What you should do: Search the entries for the word "placeholder" and pull out each line that has it.

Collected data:
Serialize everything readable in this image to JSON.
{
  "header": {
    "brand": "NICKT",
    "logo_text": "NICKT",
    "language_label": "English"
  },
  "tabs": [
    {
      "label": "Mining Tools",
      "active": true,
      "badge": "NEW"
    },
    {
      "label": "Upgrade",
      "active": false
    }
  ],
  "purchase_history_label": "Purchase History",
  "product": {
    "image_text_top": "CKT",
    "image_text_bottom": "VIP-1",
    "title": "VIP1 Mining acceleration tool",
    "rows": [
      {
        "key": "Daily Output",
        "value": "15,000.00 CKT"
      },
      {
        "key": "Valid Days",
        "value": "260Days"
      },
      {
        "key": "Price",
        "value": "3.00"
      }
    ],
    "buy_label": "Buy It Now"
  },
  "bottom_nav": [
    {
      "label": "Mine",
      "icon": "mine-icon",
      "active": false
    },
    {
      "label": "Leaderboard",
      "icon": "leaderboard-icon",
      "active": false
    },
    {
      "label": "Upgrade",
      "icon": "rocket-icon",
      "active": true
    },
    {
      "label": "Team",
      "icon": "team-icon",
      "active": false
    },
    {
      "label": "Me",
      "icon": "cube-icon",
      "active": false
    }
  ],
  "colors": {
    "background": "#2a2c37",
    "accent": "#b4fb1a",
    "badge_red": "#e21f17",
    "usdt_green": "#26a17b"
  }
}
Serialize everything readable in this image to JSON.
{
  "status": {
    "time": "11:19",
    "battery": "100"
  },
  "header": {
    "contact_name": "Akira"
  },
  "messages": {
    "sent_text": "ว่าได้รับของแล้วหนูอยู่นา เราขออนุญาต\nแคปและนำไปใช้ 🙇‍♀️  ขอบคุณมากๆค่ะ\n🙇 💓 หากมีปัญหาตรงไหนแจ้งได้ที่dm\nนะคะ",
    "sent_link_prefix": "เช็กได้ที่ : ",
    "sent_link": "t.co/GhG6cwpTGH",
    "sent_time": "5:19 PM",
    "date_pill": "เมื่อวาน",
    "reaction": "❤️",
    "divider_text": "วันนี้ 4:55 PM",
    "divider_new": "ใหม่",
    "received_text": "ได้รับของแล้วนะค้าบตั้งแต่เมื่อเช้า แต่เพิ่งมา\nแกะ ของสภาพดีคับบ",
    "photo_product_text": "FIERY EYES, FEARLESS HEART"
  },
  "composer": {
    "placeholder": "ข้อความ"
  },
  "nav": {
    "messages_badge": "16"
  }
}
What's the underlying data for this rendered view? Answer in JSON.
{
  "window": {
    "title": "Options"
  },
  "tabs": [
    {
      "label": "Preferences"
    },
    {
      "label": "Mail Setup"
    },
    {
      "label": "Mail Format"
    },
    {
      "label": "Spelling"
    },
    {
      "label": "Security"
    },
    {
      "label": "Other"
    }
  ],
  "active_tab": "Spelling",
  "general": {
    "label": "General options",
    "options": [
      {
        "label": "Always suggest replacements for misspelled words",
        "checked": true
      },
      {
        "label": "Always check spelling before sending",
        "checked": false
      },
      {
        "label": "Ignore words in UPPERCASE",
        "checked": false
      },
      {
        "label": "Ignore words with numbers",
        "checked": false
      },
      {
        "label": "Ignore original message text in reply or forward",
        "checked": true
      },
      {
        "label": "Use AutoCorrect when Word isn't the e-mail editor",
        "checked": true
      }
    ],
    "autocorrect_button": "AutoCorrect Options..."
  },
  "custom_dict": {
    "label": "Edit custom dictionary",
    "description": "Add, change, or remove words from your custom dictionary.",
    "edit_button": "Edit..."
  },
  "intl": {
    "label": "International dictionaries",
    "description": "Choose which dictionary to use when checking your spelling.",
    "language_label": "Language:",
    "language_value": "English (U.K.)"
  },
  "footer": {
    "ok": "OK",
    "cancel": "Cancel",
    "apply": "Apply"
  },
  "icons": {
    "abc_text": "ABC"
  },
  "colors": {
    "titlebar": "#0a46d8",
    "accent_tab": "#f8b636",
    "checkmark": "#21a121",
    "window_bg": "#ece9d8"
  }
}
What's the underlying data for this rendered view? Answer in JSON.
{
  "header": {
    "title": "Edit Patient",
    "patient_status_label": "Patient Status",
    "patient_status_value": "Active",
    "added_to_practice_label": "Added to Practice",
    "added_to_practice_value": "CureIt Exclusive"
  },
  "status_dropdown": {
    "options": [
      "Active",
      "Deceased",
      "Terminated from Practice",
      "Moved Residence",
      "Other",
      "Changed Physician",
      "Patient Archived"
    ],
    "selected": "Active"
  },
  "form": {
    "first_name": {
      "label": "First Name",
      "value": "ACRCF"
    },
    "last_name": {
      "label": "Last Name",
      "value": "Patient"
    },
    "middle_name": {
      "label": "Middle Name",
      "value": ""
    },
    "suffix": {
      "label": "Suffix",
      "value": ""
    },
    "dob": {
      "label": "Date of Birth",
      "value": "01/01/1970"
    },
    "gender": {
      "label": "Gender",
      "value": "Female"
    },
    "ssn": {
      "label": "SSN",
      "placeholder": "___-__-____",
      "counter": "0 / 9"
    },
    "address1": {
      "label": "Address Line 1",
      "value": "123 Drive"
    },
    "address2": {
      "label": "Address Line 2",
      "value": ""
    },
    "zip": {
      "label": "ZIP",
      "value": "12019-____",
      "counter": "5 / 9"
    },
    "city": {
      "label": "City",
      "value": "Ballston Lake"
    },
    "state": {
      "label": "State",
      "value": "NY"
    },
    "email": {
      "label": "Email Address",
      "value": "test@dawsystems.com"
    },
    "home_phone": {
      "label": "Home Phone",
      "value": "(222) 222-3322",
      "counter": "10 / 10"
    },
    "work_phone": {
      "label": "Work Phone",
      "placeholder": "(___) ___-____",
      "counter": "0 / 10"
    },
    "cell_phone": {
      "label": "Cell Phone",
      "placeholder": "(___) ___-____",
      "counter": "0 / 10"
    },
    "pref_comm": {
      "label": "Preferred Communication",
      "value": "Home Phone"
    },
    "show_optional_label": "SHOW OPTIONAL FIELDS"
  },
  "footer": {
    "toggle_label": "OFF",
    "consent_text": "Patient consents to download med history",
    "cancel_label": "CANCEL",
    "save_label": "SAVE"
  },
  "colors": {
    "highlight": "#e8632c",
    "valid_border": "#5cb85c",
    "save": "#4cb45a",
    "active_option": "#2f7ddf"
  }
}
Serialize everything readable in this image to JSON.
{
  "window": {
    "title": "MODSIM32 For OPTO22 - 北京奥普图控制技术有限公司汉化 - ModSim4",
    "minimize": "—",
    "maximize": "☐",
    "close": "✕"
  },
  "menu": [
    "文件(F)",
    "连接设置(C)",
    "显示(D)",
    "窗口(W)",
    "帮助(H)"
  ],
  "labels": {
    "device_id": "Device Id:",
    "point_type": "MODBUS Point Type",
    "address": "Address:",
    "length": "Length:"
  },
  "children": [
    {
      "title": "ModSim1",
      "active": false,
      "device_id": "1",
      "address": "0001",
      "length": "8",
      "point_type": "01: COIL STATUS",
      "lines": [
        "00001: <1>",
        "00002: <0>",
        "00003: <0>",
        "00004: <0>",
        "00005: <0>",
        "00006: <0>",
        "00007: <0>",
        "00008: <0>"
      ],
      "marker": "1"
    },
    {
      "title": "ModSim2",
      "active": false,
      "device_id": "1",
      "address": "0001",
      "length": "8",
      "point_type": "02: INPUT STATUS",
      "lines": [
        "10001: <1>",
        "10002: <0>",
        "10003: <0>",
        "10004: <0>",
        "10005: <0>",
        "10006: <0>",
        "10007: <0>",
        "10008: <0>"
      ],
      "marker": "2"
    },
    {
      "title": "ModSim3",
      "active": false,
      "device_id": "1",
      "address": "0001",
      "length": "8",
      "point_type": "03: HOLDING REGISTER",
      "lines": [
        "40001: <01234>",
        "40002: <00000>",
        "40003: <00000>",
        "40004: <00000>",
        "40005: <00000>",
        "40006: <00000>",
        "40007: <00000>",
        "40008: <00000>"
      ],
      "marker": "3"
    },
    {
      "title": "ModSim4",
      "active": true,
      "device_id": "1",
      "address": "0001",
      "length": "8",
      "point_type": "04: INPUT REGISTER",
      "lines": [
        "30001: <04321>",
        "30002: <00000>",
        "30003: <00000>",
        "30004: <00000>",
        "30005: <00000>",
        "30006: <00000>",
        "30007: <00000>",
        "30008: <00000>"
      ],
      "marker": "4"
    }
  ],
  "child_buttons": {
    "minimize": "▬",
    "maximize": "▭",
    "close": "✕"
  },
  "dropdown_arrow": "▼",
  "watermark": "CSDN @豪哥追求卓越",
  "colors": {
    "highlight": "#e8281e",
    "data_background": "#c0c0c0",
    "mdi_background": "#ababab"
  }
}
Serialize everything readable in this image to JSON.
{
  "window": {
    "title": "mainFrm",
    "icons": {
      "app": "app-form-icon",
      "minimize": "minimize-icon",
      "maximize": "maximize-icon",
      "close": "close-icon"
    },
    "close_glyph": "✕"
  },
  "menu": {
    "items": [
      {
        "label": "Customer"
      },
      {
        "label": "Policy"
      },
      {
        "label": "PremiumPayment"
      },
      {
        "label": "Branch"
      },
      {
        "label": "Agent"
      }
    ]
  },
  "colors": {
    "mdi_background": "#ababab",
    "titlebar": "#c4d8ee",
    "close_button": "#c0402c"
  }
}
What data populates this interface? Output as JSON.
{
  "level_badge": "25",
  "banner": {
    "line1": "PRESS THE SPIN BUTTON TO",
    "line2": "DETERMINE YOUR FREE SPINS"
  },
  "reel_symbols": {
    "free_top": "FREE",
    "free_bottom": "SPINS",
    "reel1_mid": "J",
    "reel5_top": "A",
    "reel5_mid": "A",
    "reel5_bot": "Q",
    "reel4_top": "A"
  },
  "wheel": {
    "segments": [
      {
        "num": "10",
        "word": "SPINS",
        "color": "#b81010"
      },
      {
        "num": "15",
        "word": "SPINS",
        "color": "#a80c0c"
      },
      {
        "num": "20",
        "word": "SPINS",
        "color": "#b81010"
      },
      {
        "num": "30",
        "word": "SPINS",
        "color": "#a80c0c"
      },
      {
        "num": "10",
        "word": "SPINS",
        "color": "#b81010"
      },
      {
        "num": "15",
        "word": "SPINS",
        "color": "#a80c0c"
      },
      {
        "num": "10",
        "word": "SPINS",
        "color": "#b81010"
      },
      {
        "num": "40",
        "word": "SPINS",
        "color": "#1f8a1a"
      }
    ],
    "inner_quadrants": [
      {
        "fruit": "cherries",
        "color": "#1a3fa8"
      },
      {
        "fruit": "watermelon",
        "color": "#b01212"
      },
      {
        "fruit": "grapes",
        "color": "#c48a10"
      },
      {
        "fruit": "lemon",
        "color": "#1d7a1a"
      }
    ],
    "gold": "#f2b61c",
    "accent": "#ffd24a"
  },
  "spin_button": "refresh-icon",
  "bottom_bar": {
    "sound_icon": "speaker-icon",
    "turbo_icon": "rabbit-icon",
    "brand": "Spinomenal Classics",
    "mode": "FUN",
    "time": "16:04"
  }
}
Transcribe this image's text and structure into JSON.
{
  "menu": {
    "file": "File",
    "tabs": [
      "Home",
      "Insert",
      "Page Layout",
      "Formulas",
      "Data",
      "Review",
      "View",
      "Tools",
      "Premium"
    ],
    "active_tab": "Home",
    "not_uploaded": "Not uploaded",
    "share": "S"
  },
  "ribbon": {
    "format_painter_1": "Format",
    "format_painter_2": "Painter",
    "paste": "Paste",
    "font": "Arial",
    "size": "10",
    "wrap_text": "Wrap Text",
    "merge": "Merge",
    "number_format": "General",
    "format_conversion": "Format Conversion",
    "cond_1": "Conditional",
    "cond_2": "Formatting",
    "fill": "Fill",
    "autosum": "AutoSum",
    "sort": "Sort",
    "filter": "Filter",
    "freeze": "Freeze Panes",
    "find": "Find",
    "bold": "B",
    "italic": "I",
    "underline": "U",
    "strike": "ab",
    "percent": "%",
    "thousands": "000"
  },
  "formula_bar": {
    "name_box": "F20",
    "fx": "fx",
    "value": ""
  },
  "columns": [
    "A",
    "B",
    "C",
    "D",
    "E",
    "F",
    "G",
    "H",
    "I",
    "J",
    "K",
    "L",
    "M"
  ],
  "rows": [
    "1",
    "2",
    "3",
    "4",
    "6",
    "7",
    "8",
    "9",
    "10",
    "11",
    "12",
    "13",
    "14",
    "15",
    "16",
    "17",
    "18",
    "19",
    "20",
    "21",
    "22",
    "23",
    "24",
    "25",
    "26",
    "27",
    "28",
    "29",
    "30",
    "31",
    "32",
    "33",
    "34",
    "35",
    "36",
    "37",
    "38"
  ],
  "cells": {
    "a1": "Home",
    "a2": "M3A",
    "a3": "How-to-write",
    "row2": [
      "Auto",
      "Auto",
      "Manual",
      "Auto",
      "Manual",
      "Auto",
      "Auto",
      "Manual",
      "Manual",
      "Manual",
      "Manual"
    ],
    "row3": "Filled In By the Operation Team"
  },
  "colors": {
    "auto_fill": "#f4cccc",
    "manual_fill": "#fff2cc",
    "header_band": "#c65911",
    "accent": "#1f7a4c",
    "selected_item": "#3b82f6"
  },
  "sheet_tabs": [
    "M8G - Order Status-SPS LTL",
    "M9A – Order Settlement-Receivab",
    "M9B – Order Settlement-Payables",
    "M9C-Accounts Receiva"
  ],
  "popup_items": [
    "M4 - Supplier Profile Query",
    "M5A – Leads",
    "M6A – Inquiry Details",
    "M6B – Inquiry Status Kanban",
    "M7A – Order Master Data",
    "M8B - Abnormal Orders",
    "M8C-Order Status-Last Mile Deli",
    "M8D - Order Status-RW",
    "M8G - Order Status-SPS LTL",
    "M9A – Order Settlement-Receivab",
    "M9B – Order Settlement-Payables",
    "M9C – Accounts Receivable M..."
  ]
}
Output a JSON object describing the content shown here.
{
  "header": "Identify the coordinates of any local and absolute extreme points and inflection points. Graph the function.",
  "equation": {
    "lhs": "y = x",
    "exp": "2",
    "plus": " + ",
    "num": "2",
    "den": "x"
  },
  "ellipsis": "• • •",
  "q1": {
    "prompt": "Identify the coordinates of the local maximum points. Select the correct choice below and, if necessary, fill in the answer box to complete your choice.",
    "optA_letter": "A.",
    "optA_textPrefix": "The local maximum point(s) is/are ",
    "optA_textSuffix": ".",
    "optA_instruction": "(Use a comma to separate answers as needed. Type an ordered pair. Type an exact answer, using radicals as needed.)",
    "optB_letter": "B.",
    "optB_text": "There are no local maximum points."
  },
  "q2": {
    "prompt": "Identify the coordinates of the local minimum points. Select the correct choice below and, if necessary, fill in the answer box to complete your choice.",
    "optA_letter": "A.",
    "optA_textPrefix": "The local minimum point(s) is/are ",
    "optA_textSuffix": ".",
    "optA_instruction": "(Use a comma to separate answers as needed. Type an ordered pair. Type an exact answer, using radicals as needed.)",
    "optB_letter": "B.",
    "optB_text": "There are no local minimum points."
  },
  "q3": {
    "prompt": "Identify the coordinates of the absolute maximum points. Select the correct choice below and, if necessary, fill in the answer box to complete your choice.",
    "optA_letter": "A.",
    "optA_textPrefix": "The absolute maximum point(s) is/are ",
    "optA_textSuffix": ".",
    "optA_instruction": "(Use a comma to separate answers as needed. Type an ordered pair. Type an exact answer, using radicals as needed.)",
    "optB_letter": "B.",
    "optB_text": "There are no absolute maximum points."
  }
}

Exercise solution:
    "placeholder": "ข้อความ"
      "placeholder": "___-__-____",
      "placeholder": "(___) ___-____",
      "placeholder": "(___) ___-____",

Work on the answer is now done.